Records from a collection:
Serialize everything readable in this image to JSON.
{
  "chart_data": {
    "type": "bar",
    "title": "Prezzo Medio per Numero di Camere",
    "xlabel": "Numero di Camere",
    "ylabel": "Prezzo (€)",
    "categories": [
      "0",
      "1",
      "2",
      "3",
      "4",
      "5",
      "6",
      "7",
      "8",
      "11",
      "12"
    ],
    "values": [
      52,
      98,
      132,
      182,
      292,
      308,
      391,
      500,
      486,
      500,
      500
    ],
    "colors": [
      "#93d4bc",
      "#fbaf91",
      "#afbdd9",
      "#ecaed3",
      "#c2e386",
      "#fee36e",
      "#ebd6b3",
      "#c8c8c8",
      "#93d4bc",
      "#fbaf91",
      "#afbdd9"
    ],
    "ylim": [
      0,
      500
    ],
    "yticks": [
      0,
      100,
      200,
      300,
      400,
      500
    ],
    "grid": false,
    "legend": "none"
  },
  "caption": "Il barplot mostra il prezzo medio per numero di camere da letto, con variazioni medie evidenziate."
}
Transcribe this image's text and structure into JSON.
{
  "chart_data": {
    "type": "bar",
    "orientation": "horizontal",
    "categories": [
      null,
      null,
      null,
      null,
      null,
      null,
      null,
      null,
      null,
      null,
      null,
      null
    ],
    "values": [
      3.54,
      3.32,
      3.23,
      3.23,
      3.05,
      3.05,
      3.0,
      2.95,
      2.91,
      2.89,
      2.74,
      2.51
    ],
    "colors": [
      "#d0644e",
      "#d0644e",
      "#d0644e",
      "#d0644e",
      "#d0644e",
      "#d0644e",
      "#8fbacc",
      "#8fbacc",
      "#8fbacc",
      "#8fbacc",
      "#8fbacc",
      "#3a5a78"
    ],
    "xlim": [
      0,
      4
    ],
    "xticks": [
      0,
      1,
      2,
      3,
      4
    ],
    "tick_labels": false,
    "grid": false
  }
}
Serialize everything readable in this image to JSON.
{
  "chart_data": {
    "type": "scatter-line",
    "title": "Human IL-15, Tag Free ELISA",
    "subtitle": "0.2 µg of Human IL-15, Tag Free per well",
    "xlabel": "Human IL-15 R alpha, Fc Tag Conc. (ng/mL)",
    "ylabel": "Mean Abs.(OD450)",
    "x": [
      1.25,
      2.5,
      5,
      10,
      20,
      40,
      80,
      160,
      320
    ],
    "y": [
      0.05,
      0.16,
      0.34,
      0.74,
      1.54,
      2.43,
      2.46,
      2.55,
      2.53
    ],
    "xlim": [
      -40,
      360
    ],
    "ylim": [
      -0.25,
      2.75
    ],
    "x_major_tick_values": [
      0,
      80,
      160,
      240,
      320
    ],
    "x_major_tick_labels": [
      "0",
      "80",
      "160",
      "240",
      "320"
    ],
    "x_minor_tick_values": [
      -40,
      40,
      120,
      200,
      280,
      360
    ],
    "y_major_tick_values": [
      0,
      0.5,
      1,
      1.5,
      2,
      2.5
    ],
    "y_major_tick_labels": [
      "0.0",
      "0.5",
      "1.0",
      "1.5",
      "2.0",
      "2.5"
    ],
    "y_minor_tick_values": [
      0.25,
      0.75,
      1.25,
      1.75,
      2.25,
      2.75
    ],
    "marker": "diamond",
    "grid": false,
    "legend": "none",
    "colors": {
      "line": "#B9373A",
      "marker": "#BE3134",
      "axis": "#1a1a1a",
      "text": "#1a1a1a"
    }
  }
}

■ Task objective
Filter the records, keeping only lines that contain "xlabel", and show those lines.

■ Exercise solution
    "xlabel": "Numero di Camere",
    "xlabel": "Human IL-15 R alpha, Fc Tag Conc. (ng/mL)",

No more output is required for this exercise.